▶ [What is required] Keep only those lines of the records that include the string "ylabel".

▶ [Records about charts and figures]
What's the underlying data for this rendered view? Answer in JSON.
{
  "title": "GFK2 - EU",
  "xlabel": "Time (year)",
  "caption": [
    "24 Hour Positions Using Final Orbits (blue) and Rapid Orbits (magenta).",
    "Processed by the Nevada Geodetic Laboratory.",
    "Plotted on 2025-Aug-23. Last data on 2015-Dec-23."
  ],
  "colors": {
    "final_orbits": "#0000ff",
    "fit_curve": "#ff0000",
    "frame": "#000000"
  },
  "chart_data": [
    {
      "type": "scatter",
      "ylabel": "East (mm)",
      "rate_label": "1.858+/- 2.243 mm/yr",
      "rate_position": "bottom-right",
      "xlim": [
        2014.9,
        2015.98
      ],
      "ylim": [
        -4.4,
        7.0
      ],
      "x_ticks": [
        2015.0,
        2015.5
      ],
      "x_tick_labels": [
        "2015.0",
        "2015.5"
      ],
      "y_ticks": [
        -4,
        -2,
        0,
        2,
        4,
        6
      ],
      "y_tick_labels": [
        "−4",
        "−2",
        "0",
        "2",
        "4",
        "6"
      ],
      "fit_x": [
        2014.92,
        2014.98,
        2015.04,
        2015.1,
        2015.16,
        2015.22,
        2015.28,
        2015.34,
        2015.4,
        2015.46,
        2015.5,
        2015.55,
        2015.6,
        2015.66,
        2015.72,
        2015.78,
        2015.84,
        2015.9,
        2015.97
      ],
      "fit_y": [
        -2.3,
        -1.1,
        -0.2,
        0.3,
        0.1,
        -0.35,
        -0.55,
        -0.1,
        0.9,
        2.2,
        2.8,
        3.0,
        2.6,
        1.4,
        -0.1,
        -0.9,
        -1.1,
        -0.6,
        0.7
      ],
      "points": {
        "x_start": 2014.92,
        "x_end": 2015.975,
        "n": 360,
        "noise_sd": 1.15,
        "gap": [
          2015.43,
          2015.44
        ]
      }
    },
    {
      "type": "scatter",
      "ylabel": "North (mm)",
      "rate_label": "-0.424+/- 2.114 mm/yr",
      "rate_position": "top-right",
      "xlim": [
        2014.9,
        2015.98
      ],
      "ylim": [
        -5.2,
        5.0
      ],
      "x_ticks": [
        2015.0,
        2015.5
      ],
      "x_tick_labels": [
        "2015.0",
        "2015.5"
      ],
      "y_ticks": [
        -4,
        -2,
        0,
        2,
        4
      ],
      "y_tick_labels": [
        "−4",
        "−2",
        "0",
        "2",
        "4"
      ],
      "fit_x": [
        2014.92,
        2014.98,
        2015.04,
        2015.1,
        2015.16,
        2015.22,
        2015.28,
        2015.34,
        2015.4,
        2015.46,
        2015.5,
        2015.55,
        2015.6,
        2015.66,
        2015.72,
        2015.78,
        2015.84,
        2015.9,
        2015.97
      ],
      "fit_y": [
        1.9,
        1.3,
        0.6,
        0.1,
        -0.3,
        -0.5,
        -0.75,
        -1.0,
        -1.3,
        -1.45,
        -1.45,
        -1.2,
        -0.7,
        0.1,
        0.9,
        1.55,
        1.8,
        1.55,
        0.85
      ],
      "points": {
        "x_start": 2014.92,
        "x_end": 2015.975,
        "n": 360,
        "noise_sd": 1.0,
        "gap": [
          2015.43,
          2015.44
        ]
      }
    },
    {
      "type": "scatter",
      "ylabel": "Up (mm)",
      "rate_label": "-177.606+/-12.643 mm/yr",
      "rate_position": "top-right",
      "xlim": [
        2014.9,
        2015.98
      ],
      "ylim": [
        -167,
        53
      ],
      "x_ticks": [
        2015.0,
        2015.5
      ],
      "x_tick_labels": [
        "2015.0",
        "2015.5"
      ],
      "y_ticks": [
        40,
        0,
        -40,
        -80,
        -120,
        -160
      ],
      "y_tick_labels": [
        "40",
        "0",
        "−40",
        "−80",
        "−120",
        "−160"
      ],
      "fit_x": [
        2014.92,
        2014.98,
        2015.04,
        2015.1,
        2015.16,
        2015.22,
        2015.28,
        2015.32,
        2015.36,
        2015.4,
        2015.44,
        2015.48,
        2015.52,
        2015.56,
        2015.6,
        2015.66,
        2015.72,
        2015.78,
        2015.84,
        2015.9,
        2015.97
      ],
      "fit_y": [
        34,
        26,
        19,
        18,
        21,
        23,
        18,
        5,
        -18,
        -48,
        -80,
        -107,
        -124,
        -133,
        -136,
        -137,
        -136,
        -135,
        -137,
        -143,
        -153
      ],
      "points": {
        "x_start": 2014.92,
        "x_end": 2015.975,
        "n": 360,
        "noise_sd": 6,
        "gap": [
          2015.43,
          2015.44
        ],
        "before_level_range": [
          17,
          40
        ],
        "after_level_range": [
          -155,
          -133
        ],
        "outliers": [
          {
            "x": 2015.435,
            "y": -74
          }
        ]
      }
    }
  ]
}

--

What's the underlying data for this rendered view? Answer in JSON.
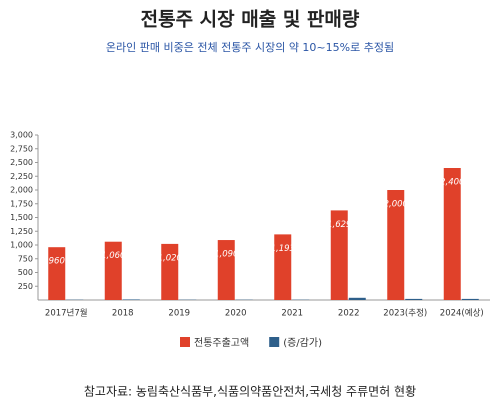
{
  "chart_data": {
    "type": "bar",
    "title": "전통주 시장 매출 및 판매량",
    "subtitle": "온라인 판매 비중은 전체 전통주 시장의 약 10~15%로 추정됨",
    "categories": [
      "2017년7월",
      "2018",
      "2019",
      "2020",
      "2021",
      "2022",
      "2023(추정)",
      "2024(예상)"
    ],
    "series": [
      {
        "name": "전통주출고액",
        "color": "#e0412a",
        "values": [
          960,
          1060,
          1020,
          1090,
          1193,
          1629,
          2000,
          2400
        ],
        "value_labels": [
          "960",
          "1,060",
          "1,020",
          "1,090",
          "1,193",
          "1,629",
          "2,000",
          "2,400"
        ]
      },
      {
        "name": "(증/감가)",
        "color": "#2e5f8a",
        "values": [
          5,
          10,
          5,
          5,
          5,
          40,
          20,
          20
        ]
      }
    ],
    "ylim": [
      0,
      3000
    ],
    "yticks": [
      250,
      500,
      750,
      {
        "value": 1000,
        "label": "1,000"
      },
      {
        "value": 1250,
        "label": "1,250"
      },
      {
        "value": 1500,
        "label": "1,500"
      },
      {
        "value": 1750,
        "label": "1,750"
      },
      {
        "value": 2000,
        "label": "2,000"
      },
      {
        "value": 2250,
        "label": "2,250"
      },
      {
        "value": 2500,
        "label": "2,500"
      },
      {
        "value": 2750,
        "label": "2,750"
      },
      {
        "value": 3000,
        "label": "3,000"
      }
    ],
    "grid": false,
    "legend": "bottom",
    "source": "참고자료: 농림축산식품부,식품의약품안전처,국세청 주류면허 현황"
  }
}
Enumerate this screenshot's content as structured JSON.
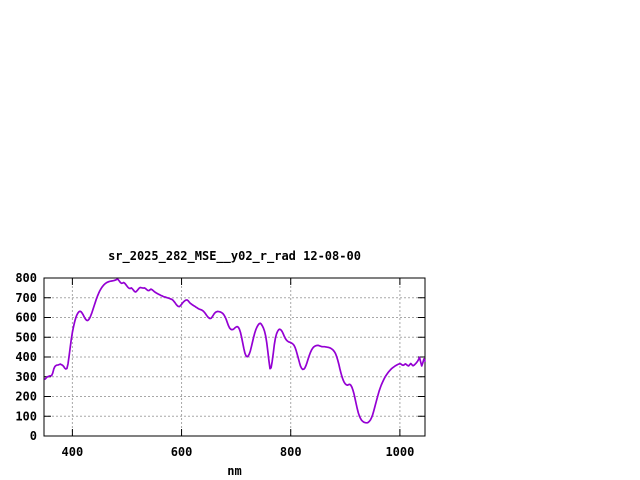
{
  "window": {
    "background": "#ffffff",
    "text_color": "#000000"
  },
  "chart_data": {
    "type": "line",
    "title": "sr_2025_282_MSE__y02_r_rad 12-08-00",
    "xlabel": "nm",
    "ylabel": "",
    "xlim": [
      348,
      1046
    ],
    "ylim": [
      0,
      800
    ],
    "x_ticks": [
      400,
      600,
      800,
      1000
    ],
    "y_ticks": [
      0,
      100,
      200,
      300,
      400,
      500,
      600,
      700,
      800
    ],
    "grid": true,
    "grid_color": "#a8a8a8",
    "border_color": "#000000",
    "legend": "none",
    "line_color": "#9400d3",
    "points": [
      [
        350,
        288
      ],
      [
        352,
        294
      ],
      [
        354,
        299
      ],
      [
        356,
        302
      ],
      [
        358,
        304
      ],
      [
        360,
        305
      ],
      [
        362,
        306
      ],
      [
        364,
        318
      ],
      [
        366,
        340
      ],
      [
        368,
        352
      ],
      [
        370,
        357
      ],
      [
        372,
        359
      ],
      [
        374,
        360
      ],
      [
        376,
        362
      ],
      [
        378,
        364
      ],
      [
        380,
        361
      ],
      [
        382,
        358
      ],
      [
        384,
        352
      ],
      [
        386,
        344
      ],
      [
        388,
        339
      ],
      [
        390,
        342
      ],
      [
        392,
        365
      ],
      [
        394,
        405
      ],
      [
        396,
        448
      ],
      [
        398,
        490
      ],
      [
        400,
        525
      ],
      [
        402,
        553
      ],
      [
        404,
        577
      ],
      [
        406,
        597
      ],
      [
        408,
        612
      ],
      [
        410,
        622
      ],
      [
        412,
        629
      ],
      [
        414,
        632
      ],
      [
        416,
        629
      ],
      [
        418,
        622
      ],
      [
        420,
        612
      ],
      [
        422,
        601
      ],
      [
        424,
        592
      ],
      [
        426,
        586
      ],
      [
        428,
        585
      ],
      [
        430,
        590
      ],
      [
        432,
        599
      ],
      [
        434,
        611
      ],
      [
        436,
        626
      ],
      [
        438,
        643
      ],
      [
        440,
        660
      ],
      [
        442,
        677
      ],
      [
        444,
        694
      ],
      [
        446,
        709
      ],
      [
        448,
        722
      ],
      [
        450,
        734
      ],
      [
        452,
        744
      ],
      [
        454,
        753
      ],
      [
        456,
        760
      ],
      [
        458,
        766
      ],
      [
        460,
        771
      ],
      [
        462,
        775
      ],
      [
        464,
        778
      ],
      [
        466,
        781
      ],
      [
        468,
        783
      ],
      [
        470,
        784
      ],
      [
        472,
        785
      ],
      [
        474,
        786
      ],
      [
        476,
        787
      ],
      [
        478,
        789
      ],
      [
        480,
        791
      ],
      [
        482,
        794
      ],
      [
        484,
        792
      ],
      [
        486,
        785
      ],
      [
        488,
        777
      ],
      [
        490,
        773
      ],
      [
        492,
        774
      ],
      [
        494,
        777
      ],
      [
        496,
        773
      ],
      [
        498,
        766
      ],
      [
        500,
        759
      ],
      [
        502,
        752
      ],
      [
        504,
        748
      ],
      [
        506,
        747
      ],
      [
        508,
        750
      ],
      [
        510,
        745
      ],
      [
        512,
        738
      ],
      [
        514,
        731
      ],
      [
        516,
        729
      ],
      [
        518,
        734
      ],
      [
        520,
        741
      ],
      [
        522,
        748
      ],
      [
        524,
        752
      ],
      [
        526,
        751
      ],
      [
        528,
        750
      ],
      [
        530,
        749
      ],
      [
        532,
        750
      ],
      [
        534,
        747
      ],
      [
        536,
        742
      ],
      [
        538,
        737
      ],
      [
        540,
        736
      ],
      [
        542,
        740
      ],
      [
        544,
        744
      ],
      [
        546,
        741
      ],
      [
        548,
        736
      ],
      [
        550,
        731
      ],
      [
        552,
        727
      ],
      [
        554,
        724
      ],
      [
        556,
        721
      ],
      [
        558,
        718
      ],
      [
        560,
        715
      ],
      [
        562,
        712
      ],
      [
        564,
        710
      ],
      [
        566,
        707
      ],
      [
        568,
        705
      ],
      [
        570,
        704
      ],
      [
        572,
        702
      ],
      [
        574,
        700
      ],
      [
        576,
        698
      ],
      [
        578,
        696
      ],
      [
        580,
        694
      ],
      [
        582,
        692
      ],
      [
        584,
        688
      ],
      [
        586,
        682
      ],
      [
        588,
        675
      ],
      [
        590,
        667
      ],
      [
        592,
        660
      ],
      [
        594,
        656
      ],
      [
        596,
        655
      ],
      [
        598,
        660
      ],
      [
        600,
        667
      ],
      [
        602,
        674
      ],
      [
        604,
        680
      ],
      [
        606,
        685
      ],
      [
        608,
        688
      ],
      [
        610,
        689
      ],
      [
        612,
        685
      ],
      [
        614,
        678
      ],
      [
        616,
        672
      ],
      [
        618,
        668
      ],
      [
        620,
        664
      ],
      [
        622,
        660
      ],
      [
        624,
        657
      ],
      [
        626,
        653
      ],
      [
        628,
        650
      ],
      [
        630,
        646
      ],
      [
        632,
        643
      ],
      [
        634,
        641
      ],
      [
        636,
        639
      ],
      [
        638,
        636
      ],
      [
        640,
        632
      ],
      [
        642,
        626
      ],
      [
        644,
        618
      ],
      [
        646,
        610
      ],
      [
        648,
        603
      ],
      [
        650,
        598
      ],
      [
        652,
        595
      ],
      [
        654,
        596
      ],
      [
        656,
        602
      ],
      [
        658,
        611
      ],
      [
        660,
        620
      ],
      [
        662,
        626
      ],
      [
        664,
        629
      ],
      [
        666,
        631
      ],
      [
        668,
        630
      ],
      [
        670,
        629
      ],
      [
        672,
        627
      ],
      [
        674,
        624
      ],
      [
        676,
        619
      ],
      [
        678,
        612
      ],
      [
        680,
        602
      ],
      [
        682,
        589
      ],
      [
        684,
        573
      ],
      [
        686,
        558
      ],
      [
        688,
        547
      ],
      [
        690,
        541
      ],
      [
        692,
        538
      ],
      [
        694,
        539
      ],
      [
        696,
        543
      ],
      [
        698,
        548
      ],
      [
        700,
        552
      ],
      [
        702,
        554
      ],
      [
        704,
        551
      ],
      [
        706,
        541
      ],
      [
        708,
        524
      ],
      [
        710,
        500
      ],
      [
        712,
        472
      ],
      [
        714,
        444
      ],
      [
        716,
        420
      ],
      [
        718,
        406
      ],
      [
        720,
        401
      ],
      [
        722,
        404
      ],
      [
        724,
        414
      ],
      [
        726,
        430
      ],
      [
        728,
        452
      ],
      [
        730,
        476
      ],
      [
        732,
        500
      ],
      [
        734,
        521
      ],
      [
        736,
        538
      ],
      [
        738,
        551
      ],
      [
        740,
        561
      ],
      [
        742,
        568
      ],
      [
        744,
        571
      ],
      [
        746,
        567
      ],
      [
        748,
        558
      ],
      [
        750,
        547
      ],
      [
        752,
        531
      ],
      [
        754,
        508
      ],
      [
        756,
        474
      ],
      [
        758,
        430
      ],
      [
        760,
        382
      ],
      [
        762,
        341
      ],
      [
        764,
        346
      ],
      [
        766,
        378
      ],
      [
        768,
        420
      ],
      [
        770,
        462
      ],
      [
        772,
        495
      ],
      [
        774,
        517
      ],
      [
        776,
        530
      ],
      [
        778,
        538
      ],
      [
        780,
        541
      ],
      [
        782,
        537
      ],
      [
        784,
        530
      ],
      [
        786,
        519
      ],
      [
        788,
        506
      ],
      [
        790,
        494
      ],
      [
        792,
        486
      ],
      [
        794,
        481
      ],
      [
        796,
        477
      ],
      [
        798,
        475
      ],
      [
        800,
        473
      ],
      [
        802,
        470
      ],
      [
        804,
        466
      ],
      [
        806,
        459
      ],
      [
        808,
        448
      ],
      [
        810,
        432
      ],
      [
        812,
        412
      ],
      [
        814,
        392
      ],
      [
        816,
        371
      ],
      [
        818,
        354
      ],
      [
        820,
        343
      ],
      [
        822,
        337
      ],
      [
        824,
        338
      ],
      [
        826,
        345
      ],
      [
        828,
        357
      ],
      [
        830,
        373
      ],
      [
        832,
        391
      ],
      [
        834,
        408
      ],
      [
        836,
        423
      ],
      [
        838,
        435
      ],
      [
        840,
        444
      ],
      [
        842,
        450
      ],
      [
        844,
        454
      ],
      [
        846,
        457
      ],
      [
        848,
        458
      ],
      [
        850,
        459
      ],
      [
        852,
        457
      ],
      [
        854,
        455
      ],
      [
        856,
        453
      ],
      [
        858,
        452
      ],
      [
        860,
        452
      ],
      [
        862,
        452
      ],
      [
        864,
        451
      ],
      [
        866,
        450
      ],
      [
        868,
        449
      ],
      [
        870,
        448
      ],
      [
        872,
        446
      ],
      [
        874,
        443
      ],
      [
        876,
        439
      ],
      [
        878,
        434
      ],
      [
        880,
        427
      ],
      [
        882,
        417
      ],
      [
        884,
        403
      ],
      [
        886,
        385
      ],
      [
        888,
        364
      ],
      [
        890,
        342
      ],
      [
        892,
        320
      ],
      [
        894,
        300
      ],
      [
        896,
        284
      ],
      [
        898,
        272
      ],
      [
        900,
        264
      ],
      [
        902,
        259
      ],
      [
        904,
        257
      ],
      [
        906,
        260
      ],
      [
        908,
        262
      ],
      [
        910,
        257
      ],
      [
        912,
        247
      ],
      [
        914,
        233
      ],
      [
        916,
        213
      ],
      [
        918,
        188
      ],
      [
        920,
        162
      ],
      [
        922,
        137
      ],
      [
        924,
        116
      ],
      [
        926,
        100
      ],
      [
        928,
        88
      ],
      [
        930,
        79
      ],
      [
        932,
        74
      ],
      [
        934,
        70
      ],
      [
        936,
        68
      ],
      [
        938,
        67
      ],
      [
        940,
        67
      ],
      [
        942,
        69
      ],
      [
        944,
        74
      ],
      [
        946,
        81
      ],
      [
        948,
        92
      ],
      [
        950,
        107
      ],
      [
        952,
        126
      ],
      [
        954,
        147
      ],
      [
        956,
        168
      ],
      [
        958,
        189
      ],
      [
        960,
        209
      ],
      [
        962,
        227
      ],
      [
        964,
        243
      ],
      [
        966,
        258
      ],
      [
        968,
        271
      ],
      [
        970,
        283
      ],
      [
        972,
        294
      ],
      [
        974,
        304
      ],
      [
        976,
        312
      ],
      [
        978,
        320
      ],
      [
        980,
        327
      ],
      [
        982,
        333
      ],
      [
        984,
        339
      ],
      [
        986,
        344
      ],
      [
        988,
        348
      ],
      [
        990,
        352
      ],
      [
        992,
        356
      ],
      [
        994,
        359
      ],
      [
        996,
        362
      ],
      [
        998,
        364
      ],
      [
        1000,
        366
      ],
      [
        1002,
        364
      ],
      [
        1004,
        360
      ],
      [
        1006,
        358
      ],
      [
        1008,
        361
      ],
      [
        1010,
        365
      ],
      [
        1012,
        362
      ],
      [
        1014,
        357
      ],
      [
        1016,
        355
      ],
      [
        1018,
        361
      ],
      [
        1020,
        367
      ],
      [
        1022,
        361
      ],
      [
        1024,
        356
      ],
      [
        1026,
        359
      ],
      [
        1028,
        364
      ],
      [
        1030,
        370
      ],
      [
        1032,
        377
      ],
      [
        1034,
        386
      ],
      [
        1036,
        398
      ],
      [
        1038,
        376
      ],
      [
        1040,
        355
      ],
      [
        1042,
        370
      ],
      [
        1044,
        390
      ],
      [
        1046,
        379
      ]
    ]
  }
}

▶ [Answer for the task]
      "ylabel": "East (mm)",
      "ylabel": "North (mm)",
      "ylabel": "Up (mm)",
    "ylabel": "",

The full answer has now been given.